- DIRECTIONS
Reproduce every record below, character by character.
╭─ DATA FOR ANALYSIS
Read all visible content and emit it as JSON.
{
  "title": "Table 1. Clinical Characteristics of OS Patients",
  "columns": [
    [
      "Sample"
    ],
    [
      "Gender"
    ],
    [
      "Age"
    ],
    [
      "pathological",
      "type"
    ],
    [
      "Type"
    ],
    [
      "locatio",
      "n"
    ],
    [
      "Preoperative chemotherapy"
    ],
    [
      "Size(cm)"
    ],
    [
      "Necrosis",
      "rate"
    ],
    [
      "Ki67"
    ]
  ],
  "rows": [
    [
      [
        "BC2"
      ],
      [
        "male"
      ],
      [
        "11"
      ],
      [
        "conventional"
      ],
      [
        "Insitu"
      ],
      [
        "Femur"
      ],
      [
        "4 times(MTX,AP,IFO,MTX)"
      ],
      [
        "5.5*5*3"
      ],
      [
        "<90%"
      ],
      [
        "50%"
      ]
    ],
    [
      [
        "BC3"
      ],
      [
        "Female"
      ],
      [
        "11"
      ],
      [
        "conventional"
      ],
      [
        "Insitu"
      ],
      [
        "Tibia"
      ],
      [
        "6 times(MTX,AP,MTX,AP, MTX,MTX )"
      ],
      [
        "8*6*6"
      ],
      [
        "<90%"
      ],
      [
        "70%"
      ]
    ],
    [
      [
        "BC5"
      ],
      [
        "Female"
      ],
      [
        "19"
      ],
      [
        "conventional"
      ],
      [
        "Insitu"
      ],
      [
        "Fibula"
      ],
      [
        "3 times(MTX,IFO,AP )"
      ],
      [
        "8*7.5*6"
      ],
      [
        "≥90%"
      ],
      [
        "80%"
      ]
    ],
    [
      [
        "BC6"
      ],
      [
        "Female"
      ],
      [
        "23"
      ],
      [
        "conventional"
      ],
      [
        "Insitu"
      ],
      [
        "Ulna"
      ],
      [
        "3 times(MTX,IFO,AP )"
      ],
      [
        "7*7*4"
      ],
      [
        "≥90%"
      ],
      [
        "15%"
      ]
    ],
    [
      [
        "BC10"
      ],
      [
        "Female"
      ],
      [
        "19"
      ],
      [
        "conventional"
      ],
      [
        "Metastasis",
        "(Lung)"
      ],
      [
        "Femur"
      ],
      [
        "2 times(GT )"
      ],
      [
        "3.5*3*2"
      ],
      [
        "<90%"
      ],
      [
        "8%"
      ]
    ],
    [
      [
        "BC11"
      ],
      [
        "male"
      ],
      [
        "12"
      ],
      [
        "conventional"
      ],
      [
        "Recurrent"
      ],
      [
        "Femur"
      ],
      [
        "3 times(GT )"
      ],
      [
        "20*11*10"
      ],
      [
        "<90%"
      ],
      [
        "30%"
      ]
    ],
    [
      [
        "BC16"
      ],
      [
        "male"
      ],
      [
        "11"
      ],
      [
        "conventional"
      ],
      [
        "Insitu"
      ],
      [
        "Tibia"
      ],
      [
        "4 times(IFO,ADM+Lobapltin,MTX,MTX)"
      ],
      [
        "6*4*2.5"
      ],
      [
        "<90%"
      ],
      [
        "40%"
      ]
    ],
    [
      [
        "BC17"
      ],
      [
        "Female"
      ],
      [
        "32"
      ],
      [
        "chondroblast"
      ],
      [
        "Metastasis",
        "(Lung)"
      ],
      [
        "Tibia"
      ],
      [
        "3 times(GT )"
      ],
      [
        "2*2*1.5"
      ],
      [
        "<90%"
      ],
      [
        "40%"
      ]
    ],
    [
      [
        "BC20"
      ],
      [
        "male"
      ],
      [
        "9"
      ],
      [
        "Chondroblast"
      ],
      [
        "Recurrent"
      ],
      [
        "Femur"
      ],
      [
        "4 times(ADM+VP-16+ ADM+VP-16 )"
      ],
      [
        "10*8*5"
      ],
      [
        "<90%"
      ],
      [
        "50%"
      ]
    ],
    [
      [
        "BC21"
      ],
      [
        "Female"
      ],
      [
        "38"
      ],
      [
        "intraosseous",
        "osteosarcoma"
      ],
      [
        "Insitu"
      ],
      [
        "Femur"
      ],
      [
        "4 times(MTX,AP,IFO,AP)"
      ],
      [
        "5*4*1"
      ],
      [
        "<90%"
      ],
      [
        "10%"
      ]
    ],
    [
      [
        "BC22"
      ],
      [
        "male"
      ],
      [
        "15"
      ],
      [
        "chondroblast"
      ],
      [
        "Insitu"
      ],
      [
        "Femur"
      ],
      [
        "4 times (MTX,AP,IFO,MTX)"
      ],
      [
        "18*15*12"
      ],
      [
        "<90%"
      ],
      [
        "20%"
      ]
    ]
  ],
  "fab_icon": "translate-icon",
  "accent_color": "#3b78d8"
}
╰─
- SOLUTION FOR THIS PROBLEM
Read all visible content and emit it as JSON.
{
  "title": "Table 1. Clinical Characteristics of OS Patients",
  "columns": [
    [
      "Sample"
    ],
    [
      "Gender"
    ],
    [
      "Age"
    ],
    [
      "pathological",
      "type"
    ],
    [
      "Type"
    ],
    [
      "locatio",
      "n"
    ],
    [
      "Preoperative chemotherapy"
    ],
    [
      "Size(cm)"
    ],
    [
      "Necrosis",
      "rate"
    ],
    [
      "Ki67"
    ]
  ],
  "rows": [
    [
      [
        "BC2"
      ],
      [
        "male"
      ],
      [
        "11"
      ],
      [
        "conventional"
      ],
      [
        "Insitu"
      ],
      [
        "Femur"
      ],
      [
        "4 times(MTX,AP,IFO,MTX)"
      ],
      [
        "5.5*5*3"
      ],
      [
        "<90%"
      ],
      [
        "50%"
      ]
    ],
    [
      [
        "BC3"
      ],
      [
        "Female"
      ],
      [
        "11"
      ],
      [
        "conventional"
      ],
      [
        "Insitu"
      ],
      [
        "Tibia"
      ],
      [
        "6 times(MTX,AP,MTX,AP, MTX,MTX )"
      ],
      [
        "8*6*6"
      ],
      [
        "<90%"
      ],
      [
        "70%"
      ]
    ],
    [
      [
        "BC5"
      ],
      [
        "Female"
      ],
      [
        "19"
      ],
      [
        "conventional"
      ],
      [
        "Insitu"
      ],
      [
        "Fibula"
      ],
      [
        "3 times(MTX,IFO,AP )"
      ],
      [
        "8*7.5*6"
      ],
      [
        "≥90%"
      ],
      [
        "80%"
      ]
    ],
    [
      [
        "BC6"
      ],
      [
        "Female"
      ],
      [
        "23"
      ],
      [
        "conventional"
      ],
      [
        "Insitu"
      ],
      [
        "Ulna"
      ],
      [
        "3 times(MTX,IFO,AP )"
      ],
      [
        "7*7*4"
      ],
      [
        "≥90%"
      ],
      [
        "15%"
      ]
    ],
    [
      [
        "BC10"
      ],
      [
        "Female"
      ],
      [
        "19"
      ],
      [
        "conventional"
      ],
      [
        "Metastasis",
        "(Lung)"
      ],
      [
        "Femur"
      ],
      [
        "2 times(GT )"
      ],
      [
        "3.5*3*2"
      ],
      [
        "<90%"
      ],
      [
        "8%"
      ]
    ],
    [
      [
        "BC11"
      ],
      [
        "male"
      ],
      [
        "12"
      ],
      [
        "conventional"
      ],
      [
        "Recurrent"
      ],
      [
        "Femur"
      ],
      [
        "3 times(GT )"
      ],
      [
        "20*11*10"
      ],
      [
        "<90%"
      ],
      [
        "30%"
      ]
    ],
    [
      [
        "BC16"
      ],
      [
        "male"
      ],
      [
        "11"
      ],
      [
        "conventional"
      ],
      [
        "Insitu"
      ],
      [
        "Tibia"
      ],
      [
        "4 times(IFO,ADM+Lobapltin,MTX,MTX)"
      ],
      [
        "6*4*2.5"
      ],
      [
        "<90%"
      ],
      [
        "40%"
      ]
    ],
    [
      [
        "BC17"
      ],
      [
        "Female"
      ],
      [
        "32"
      ],
      [
        "chondroblast"
      ],
      [
        "Metastasis",
        "(Lung)"
      ],
      [
        "Tibia"
      ],
      [
        "3 times(GT )"
      ],
      [
        "2*2*1.5"
      ],
      [
        "<90%"
      ],
      [
        "40%"
      ]
    ],
    [
      [
        "BC20"
      ],
      [
        "male"
      ],
      [
        "9"
      ],
      [
        "Chondroblast"
      ],
      [
        "Recurrent"
      ],
      [
        "Femur"
      ],
      [
        "4 times(ADM+VP-16+ ADM+VP-16 )"
      ],
      [
        "10*8*5"
      ],
      [
        "<90%"
      ],
      [
        "50%"
      ]
    ],
    [
      [
        "BC21"
      ],
      [
        "Female"
      ],
      [
        "38"
      ],
      [
        "intraosseous",
        "osteosarcoma"
      ],
      [
        "Insitu"
      ],
      [
        "Femur"
      ],
      [
        "4 times(MTX,AP,IFO,AP)"
      ],
      [
        "5*4*1"
      ],
      [
        "<90%"
      ],
      [
        "10%"
      ]
    ],
    [
      [
        "BC22"
      ],
      [
        "male"
      ],
      [
        "15"
      ],
      [
        "chondroblast"
      ],
      [
        "Insitu"
      ],
      [
        "Femur"
      ],
      [
        "4 times (MTX,AP,IFO,MTX)"
      ],
      [
        "18*15*12"
      ],
      [
        "<90%"
      ],
      [
        "20%"
      ]
    ]
  ],
  "fab_icon": "translate-icon",
  "accent_color": "#3b78d8"
}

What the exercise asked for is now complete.